Entries from a visual dataset
⁂
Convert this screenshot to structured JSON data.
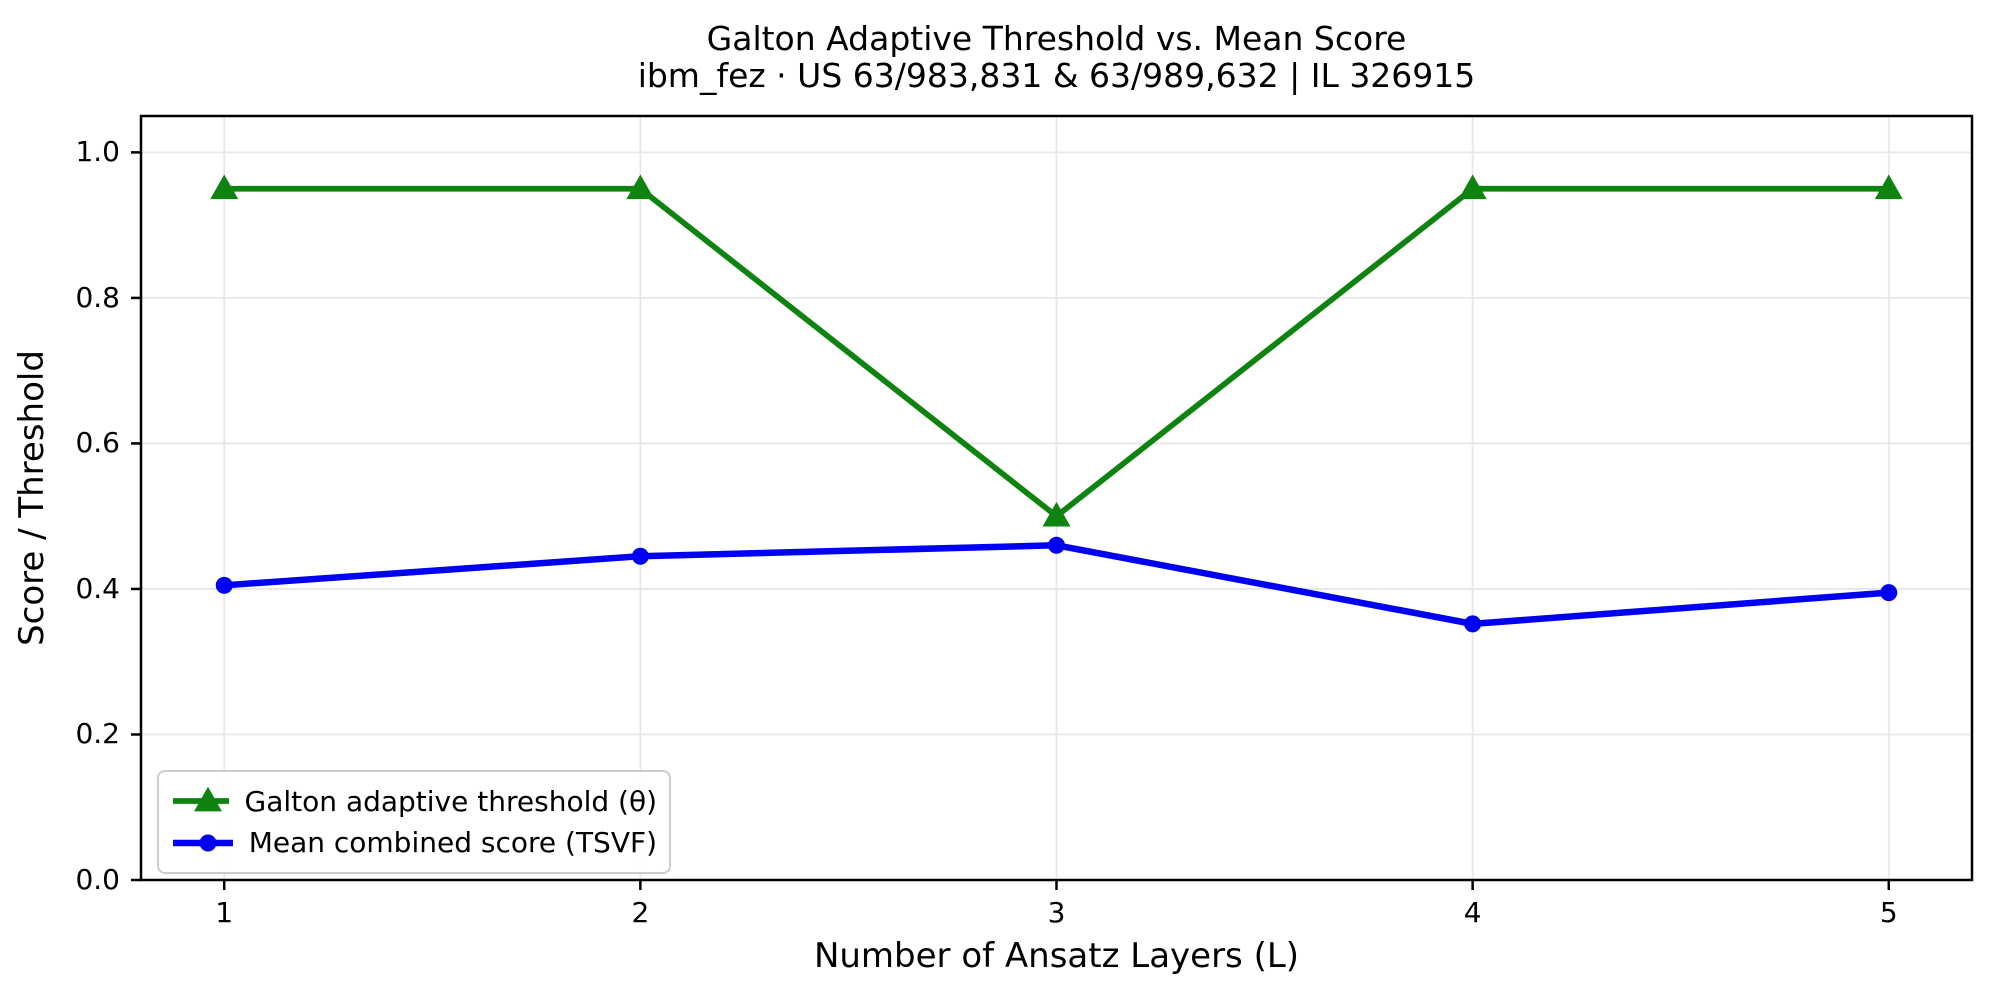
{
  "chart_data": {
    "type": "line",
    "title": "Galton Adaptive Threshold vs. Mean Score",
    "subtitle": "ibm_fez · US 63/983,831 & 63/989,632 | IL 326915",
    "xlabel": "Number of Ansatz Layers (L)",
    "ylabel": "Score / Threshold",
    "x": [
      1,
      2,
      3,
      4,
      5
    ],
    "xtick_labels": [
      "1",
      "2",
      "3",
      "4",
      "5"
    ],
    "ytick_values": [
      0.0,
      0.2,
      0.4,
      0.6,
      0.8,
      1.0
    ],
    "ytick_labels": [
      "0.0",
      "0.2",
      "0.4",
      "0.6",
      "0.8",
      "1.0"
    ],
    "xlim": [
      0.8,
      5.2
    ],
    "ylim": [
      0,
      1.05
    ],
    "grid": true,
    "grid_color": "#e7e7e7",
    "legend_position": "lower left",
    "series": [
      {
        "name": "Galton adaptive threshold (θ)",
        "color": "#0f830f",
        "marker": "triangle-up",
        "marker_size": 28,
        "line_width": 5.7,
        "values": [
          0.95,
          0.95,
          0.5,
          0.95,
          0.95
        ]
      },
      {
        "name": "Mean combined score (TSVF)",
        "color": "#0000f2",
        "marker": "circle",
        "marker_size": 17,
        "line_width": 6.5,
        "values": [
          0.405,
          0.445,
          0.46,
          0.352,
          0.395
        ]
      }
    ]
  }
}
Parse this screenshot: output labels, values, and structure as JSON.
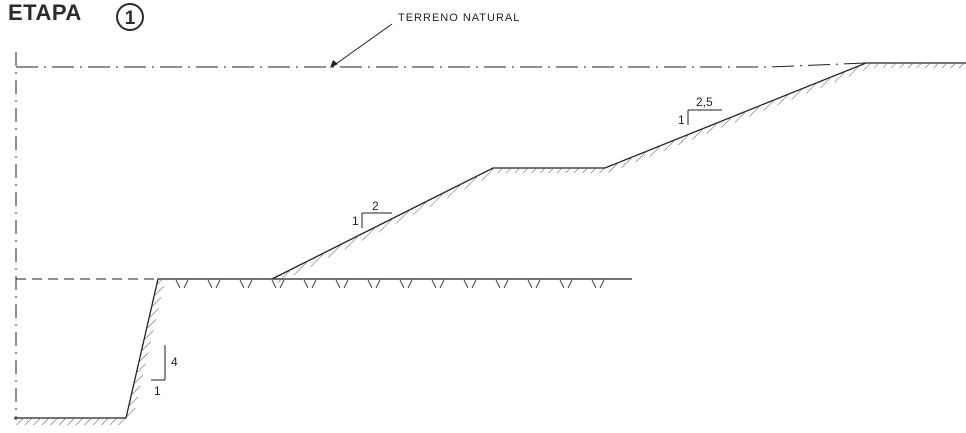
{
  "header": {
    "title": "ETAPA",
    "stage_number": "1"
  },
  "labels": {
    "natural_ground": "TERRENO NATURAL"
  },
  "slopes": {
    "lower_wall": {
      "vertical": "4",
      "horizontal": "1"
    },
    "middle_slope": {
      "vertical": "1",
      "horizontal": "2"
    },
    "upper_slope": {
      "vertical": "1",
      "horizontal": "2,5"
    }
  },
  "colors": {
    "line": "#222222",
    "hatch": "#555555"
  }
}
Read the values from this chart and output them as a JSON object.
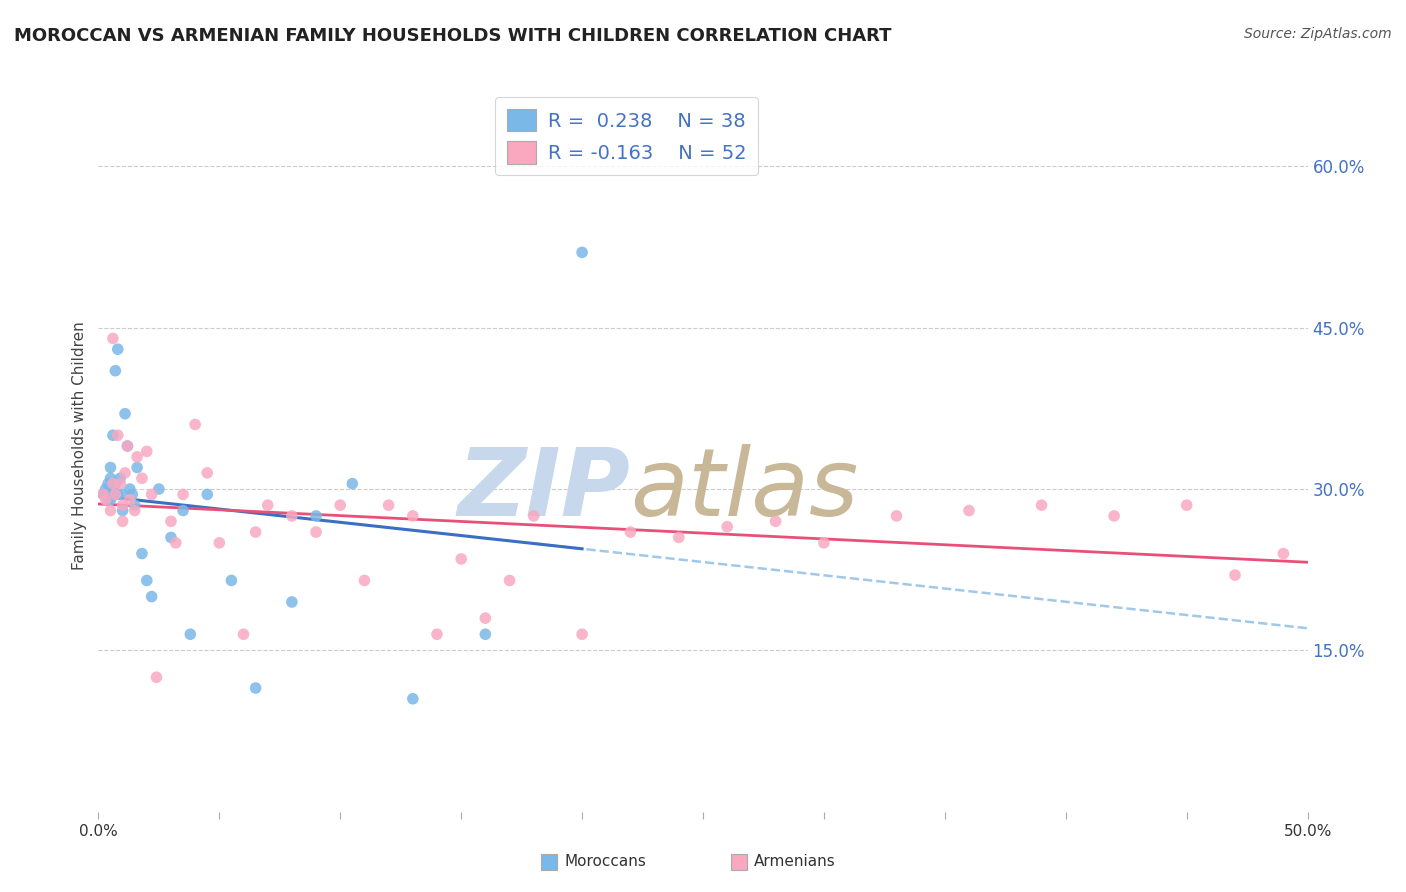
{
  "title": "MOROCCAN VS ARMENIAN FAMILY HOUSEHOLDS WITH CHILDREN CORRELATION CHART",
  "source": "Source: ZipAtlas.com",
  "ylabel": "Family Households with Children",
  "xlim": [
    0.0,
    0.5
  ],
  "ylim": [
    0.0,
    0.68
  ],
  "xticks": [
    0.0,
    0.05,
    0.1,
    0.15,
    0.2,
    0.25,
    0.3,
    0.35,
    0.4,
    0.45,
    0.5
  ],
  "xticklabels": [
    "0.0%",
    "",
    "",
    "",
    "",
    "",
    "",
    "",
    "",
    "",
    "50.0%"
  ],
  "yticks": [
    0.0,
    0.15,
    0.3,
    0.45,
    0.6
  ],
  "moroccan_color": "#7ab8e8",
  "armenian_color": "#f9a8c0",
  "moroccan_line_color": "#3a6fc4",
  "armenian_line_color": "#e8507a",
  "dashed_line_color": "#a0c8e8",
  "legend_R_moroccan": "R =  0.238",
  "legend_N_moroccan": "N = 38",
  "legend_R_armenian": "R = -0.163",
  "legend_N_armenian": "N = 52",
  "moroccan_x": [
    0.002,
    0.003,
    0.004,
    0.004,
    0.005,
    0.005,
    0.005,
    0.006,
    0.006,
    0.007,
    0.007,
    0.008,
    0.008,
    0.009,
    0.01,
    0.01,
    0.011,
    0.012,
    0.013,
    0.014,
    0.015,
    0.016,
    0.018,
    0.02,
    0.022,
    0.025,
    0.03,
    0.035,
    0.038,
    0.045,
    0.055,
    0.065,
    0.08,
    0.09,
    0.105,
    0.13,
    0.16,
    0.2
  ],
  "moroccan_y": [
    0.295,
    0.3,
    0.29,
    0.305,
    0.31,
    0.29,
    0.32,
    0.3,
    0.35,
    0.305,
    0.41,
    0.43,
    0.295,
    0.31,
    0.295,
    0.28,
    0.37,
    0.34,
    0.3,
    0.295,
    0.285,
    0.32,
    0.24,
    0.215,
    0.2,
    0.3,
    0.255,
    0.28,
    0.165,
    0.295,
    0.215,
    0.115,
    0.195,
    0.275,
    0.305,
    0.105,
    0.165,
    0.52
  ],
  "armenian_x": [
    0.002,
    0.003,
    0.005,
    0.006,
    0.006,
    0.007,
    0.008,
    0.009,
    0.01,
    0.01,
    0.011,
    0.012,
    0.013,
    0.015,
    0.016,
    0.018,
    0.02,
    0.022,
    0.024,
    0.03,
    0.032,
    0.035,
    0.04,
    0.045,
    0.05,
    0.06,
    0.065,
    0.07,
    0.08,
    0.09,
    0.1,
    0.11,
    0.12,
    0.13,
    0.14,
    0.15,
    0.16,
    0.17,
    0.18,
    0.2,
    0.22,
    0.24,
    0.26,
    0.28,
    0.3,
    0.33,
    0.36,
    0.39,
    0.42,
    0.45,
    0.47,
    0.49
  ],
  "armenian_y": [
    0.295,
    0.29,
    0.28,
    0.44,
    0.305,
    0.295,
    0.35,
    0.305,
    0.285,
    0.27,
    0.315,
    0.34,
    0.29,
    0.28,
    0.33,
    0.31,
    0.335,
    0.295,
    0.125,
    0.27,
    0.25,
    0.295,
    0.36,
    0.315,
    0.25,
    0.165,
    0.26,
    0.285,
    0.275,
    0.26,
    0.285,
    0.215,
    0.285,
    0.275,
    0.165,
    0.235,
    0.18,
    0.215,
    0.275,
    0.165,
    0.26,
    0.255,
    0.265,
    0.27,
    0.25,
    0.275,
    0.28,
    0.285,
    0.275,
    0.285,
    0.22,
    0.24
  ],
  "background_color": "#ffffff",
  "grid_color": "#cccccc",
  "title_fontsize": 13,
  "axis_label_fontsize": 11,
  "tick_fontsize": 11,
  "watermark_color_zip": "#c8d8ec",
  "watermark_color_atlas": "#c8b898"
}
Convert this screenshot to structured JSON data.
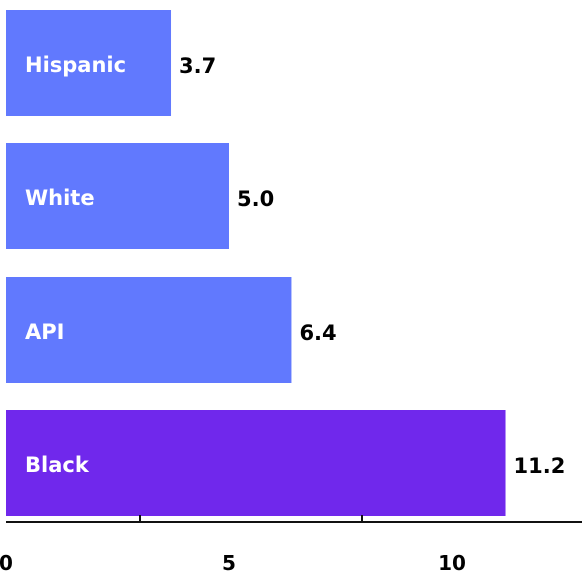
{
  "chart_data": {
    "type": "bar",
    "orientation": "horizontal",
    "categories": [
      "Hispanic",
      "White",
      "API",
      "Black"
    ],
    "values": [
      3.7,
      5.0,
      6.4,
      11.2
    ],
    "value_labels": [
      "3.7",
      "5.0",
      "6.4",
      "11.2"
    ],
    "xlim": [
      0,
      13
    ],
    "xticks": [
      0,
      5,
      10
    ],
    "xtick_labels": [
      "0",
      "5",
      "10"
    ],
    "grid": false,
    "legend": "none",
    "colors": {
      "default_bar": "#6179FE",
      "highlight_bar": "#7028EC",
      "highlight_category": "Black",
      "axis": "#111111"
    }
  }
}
⁂
STATED TASK
Identify and copy the lines holding the word "ylabel".

FULL RESPONSE
    "ylabel": "Score / Threshold",
  "ylabel": "Family Households with Children",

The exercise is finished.